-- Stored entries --
_ _ _ _

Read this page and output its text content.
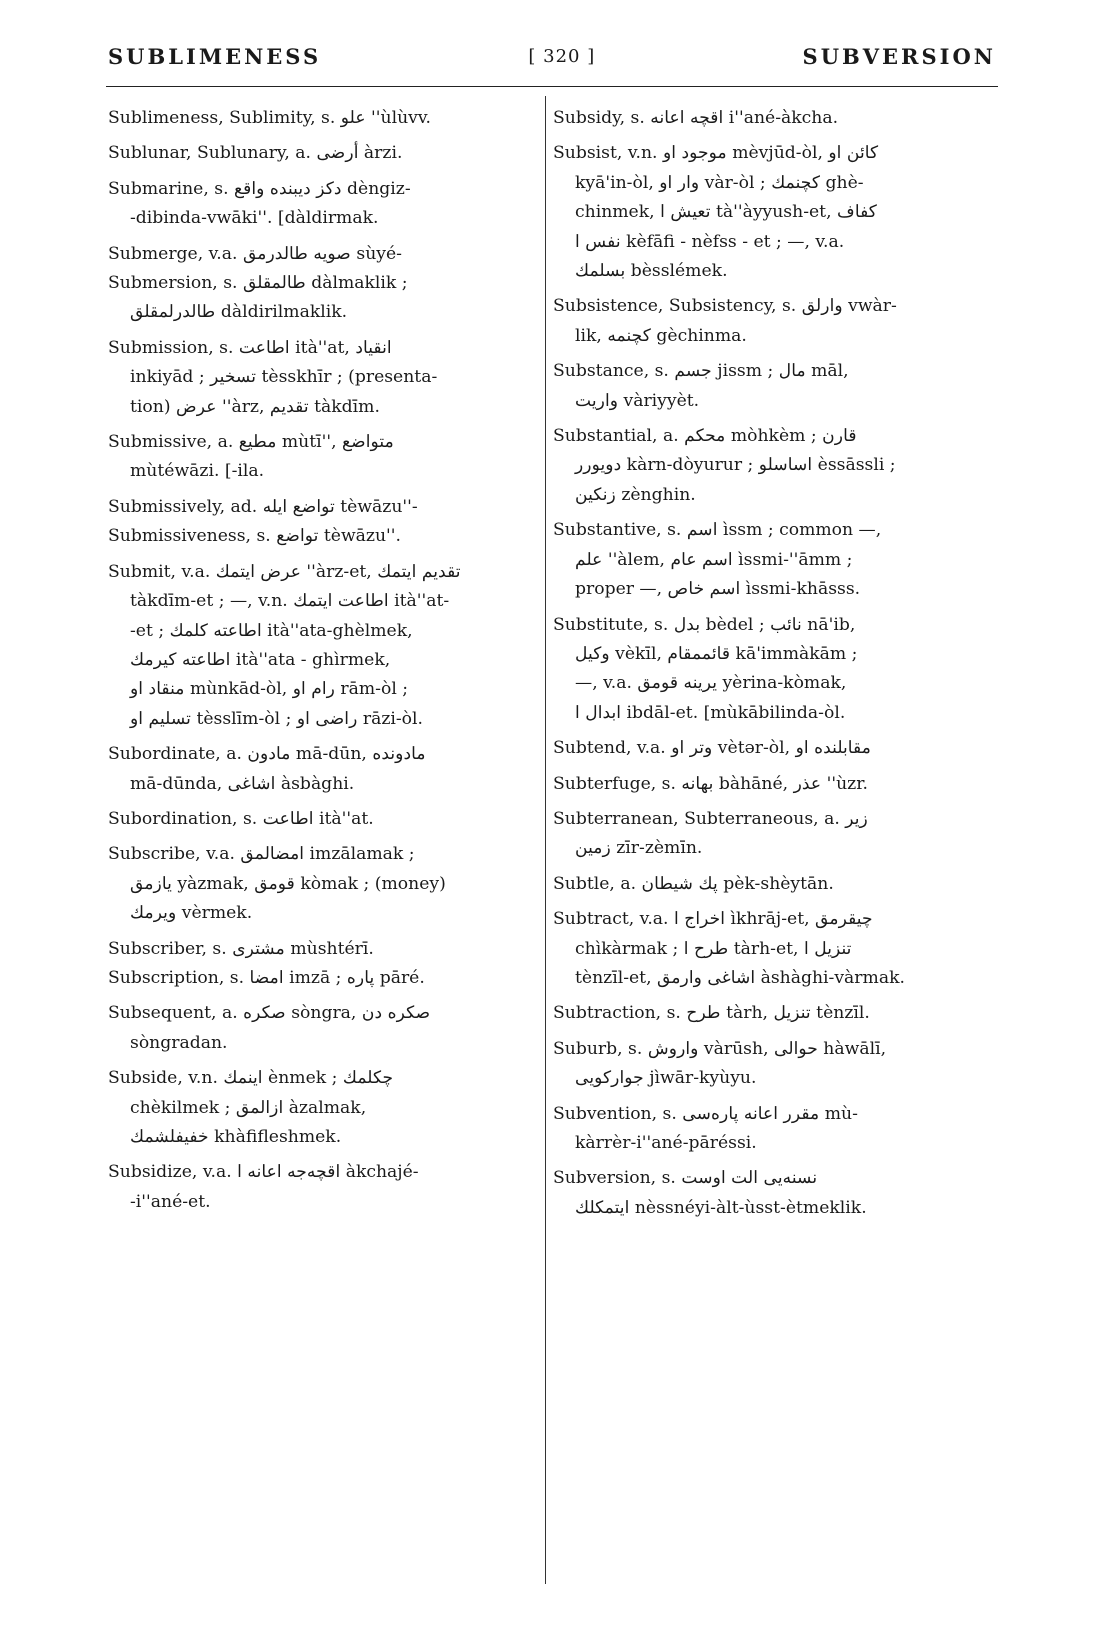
SUBLIMENESS	[ 320 ]	SUBVERSION
Sublimeness, Sublimity, s. علو ''ùlùvv.
Sublunar, Sublunary, a. أرضى àrzi.
Submarine, s. دكز ديبنده واقع dèngiz-
-dibinda-vwāki''. [dàldirmak.
Submerge, v.a. صويه طالدرمق sùyé-
Submersion, s. طالمقلق dàlmaklik ;
طالدرلمقلق dàldirilmaklik.
Submission, s. اطاعت ità''at, انقياد
inkiyād ; تسخير tèsskhīr ; (presenta-
tion) عرض ''àrz, تقديم tàkdīm.
Submissive, a. مطيع mùtī'', متواضع
mùtéwāzi. [-ila.
Submissively, ad. تواضع ايله tèwāzu''-
Submissiveness, s. تواضع tèwāzu''.
Submit, v.a. عرض ايتمك ''àrz-et, تقديم ايتمك
tàkdīm-et ; —, v.n. اطاعت ايتمك ità''at-
-et ; اطاعته كلمك ità''ata-ghèlmek,
اطاعته كيرمك ità''ata - ghìrmek,
منقاد او mùnkād-òl, رام او rām-òl ;
تسليم او tèsslīm-òl ; راضى او rāzi-òl.
Subordinate, a. مادون mā-dūn, مادونده
mā-dūnda, اشاغى àsbàghi.
Subordination, s. اطاعت ità''at.
Subscribe, v.a. امضالمق imzālamak ;
يازمق yàzmak, قومق kòmak ; (money)
ويرمك vèrmek.
Subscriber, s. مشترى mùshtérī.
Subscription, s. امضا imzā ; پاره pāré.
Subsequent, a. صكره sòngra, صكره دن
sòngradan.
Subside, v.n. اينمك ènmek ; چكلمك
chèkilmek ; ازالمق àzalmak,
خفيفلشمك khàfifleshmek.
Subsidize, v.a. اقچه‌جه اعانه ا àkchajé-
-i''ané-et.
Subsidy, s. اقچه اعانه i''ané-àkcha.
Subsist, v.n. موجود او mèvjūd-òl, كائن او
kyā'in-òl, وار او vàr-òl ; كچنمك ghè-
chinmek, تعيش ا tà''àyyush-et, كفاف
نفس ا kèfāfi - nèfss - et ; —, v.a.
بسلمك bèsslémek.
Subsistence, Subsistency, s. وارلق vwàr-
lik, كچنمه gèchinma.
Substance, s. جسم jissm ; مال māl,
واريت vàriyyèt.
Substantial, a. محكم mòhkèm ; قارن
دويورر kàrn-dòyurur ; اساسلو èssāssli ;
زنكين zènghin.
Substantive, s. اسم ìssm ; common —,
علم ''àlem, اسم عام ìssmi-''āmm ;
proper —, اسم خاص ìssmi-khāsss.
Substitute, s. بدل bèdel ; نائب nā'ib,
وكيل vèkīl, قائممقام kā'immàkām ;
—, v.a. يرينه قومق yèrina-kòmak,
ابدال ا ibdāl-et. [mùkābilinda-òl.
Subtend, v.a. وتر او vètər-òl, مقابلنده او
Subterfuge, s. بهانه bàhāné, عذر ''ùzr.
Subterranean, Subterraneous, a. زير
زمين zīr-zèmīn.
Subtle, a. پك شيطان pèk-shèytān.
Subtract, v.a. اخراج ا ìkhrāj-et, چيقرمق
chìkàrmak ; طرح ا tàrh-et, تنزيل ا
tènzīl-et, اشاغى وارمق àshàghi-vàrmak.
Subtraction, s. طرح tàrh, تنزيل tènzīl.
Suburb, s. واروش vàrūsh, حوالى hàwālī,
جواركويى jìwār-kyùyu.
Subvention, s. مقرر اعانه پاره‌سى mù-
kàrrèr-i''ané-pāréssi.
Subversion, s. نسنه‌يى الت اوست
ايتمكلك nèssnéyi-àlt-ùsst-ètmeklik.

_ _ _ _

-- SET TASK --
Copy the records exactly as they appear, excluding images.

-- CORRECT ANSWER --
Read this page and output its text content.
SUBLIMENESS	[ 320 ]	SUBVERSION
Sublimeness, Sublimity, s. علو ''ùlùvv.
Sublunar, Sublunary, a. أرضى àrzi.
Submarine, s. دكز ديبنده واقع dèngiz-
-dibinda-vwāki''. [dàldirmak.
Submerge, v.a. صويه طالدرمق sùyé-
Submersion, s. طالمقلق dàlmaklik ;
طالدرلمقلق dàldirilmaklik.
Submission, s. اطاعت ità''at, انقياد
inkiyād ; تسخير tèsskhīr ; (presenta-
tion) عرض ''àrz, تقديم tàkdīm.
Submissive, a. مطيع mùtī'', متواضع
mùtéwāzi. [-ila.
Submissively, ad. تواضع ايله tèwāzu''-
Submissiveness, s. تواضع tèwāzu''.
Submit, v.a. عرض ايتمك ''àrz-et, تقديم ايتمك
tàkdīm-et ; —, v.n. اطاعت ايتمك ità''at-
-et ; اطاعته كلمك ità''ata-ghèlmek,
اطاعته كيرمك ità''ata - ghìrmek,
منقاد او mùnkād-òl, رام او rām-òl ;
تسليم او tèsslīm-òl ; راضى او rāzi-òl.
Subordinate, a. مادون mā-dūn, مادونده
mā-dūnda, اشاغى àsbàghi.
Subordination, s. اطاعت ità''at.
Subscribe, v.a. امضالمق imzālamak ;
يازمق yàzmak, قومق kòmak ; (money)
ويرمك vèrmek.
Subscriber, s. مشترى mùshtérī.
Subscription, s. امضا imzā ; پاره pāré.
Subsequent, a. صكره sòngra, صكره دن
sòngradan.
Subside, v.n. اينمك ènmek ; چكلمك
chèkilmek ; ازالمق àzalmak,
خفيفلشمك khàfifleshmek.
Subsidize, v.a. اقچه‌جه اعانه ا àkchajé-
-i''ané-et.
Subsidy, s. اقچه اعانه i''ané-àkcha.
Subsist, v.n. موجود او mèvjūd-òl, كائن او
kyā'in-òl, وار او vàr-òl ; كچنمك ghè-
chinmek, تعيش ا tà''àyyush-et, كفاف
نفس ا kèfāfi - nèfss - et ; —, v.a.
بسلمك bèsslémek.
Subsistence, Subsistency, s. وارلق vwàr-
lik, كچنمه gèchinma.
Substance, s. جسم jissm ; مال māl,
واريت vàriyyèt.
Substantial, a. محكم mòhkèm ; قارن
دويورر kàrn-dòyurur ; اساسلو èssāssli ;
زنكين zènghin.
Substantive, s. اسم ìssm ; common —,
علم ''àlem, اسم عام ìssmi-''āmm ;
proper —, اسم خاص ìssmi-khāsss.
Substitute, s. بدل bèdel ; نائب nā'ib,
وكيل vèkīl, قائممقام kā'immàkām ;
—, v.a. يرينه قومق yèrina-kòmak,
ابدال ا ibdāl-et. [mùkābilinda-òl.
Subtend, v.a. وتر او vètər-òl, مقابلنده او
Subterfuge, s. بهانه bàhāné, عذر ''ùzr.
Subterranean, Subterraneous, a. زير
زمين zīr-zèmīn.
Subtle, a. پك شيطان pèk-shèytān.
Subtract, v.a. اخراج ا ìkhrāj-et, چيقرمق
chìkàrmak ; طرح ا tàrh-et, تنزيل ا
tènzīl-et, اشاغى وارمق àshàghi-vàrmak.
Subtraction, s. طرح tàrh, تنزيل tènzīl.
Suburb, s. واروش vàrūsh, حوالى hàwālī,
جواركويى jìwār-kyùyu.
Subvention, s. مقرر اعانه پاره‌سى mù-
kàrrèr-i''ané-pāréssi.
Subversion, s. نسنه‌يى الت اوست
ايتمكلك nèssnéyi-àlt-ùsst-ètmeklik.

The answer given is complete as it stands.